[START]

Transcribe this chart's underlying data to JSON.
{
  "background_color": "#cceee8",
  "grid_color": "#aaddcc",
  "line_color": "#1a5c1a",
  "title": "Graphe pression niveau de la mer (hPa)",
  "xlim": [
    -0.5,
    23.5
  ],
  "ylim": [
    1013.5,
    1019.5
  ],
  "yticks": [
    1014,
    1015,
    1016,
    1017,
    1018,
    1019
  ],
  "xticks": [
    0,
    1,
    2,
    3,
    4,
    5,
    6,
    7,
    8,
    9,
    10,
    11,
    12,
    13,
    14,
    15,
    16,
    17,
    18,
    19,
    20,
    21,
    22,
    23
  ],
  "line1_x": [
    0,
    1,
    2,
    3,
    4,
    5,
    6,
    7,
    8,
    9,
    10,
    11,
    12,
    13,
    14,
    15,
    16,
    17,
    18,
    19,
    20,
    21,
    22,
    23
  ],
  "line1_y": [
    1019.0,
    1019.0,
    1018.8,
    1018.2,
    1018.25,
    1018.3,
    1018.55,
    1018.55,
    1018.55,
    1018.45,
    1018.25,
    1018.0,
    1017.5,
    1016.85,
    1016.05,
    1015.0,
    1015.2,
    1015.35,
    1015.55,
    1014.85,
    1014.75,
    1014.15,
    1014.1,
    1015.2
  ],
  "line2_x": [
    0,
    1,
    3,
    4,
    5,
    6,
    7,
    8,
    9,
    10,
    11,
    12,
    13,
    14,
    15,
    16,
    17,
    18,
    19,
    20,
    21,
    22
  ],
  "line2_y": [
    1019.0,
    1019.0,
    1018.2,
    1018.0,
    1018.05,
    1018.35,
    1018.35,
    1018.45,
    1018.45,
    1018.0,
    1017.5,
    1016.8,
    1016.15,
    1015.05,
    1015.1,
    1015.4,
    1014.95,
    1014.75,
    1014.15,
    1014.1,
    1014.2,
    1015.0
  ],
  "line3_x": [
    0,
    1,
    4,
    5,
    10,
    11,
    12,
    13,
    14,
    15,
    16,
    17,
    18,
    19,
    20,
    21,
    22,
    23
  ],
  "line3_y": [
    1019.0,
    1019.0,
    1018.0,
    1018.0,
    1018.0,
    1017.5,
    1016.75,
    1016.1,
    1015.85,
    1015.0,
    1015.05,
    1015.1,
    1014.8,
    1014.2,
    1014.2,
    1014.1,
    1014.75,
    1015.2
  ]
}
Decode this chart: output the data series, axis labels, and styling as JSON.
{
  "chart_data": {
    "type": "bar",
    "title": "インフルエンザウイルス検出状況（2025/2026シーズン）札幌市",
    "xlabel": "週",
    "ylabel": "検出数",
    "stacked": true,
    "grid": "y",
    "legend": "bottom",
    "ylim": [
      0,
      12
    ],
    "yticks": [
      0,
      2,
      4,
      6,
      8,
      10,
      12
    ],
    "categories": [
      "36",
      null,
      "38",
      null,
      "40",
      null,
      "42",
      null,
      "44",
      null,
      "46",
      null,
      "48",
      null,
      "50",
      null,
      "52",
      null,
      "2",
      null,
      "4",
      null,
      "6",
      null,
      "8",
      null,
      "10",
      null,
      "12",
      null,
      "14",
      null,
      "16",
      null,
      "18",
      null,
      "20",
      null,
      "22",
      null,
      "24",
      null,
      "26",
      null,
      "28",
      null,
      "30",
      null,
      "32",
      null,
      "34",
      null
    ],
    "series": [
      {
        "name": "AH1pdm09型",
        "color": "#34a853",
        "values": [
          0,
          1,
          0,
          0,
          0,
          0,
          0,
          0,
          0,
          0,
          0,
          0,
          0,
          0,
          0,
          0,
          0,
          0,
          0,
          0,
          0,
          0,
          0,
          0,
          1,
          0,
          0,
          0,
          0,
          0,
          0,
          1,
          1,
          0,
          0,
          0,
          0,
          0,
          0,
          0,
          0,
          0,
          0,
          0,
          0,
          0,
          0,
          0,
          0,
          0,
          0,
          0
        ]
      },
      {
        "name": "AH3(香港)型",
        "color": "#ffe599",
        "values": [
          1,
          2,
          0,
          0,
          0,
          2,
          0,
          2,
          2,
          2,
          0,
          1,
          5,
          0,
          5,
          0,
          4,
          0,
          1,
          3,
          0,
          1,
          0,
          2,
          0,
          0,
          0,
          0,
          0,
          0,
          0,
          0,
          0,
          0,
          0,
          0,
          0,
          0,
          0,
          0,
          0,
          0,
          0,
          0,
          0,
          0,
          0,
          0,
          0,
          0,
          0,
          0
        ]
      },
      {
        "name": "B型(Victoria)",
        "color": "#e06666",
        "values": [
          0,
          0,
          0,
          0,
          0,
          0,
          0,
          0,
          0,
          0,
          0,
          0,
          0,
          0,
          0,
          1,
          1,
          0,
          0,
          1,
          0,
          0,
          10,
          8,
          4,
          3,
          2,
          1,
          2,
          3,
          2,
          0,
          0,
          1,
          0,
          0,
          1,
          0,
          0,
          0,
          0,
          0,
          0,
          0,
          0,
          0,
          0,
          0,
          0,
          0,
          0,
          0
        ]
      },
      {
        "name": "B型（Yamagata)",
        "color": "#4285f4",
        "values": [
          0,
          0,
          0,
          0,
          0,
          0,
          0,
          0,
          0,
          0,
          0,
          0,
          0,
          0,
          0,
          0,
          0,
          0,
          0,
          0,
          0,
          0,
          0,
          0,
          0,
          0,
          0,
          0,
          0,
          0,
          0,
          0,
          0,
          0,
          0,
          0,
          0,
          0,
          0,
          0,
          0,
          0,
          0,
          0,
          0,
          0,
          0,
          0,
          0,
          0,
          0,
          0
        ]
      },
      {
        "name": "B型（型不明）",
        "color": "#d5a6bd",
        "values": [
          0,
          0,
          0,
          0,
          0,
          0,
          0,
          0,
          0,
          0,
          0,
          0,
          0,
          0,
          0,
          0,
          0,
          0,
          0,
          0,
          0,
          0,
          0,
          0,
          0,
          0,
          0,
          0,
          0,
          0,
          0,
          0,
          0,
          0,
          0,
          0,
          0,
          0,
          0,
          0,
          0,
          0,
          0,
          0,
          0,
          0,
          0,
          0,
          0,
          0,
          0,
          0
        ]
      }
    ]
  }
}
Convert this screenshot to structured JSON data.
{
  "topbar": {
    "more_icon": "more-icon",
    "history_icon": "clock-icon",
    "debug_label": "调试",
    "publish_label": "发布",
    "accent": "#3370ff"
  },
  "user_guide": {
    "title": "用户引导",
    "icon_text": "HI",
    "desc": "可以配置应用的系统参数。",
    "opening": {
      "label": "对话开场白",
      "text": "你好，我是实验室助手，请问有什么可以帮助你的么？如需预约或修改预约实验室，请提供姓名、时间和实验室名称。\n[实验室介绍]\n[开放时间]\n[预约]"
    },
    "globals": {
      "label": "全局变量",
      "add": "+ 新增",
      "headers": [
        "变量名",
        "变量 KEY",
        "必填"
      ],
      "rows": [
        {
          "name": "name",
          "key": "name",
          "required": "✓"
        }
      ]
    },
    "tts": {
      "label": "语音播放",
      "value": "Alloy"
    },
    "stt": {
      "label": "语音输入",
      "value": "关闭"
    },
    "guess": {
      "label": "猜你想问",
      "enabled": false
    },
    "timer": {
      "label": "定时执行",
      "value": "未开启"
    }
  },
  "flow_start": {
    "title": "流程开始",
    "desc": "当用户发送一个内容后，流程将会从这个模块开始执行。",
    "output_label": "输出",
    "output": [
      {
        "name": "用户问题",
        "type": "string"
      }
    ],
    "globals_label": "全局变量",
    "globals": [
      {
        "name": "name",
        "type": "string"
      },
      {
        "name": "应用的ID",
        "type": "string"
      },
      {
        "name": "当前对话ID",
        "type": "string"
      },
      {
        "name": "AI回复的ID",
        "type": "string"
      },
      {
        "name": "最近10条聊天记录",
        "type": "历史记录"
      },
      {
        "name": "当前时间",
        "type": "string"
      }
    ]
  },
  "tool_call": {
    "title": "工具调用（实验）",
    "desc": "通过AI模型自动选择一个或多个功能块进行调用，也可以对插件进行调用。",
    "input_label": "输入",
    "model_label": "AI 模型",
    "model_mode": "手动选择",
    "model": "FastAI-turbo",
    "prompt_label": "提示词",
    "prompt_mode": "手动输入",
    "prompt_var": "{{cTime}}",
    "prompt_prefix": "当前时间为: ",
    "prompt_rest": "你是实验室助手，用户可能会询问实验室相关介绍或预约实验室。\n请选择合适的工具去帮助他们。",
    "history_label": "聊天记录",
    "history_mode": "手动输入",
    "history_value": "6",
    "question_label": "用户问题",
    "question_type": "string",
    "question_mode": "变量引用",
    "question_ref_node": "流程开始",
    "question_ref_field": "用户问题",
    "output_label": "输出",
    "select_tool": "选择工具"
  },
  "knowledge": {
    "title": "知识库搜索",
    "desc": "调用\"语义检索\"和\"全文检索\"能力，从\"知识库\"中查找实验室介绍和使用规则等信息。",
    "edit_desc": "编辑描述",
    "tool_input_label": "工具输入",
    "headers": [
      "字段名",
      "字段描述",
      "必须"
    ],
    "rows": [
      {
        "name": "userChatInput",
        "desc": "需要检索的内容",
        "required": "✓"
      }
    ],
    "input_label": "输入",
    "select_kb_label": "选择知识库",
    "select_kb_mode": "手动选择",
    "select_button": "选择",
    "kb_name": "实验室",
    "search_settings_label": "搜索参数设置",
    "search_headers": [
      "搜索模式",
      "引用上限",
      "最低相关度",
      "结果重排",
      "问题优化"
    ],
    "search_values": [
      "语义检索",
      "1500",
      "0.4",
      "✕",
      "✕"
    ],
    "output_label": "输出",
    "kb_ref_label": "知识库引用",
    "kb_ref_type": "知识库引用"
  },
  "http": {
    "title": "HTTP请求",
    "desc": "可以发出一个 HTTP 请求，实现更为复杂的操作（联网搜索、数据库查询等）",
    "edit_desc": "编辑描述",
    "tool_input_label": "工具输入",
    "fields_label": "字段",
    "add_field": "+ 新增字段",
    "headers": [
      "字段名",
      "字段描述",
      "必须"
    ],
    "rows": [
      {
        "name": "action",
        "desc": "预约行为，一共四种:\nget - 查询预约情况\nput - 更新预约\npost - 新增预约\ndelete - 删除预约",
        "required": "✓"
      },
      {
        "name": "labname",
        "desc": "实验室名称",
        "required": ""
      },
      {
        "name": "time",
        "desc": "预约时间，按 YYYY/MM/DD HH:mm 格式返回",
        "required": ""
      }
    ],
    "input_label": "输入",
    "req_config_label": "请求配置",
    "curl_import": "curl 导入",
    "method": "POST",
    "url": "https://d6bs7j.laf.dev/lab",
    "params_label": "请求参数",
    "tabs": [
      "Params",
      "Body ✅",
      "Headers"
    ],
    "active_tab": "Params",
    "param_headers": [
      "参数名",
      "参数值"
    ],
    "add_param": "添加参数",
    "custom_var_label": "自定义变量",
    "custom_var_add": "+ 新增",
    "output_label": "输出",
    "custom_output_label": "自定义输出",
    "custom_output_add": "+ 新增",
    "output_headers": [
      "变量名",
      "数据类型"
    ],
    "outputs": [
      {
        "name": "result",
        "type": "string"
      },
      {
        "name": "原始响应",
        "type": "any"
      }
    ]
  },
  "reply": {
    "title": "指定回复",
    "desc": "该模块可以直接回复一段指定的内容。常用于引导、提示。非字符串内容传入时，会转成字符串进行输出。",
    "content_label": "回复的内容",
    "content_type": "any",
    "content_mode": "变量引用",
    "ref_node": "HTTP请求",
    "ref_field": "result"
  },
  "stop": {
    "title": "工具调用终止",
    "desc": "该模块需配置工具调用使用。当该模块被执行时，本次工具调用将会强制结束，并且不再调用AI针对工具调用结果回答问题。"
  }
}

[END]

[Problem requirements]:
Lines that hold "series" are the ones to copy; find all of them.

[Response to the task]:
Decode this chart: output the data series, axis labels, and styling as JSON.
    "series": [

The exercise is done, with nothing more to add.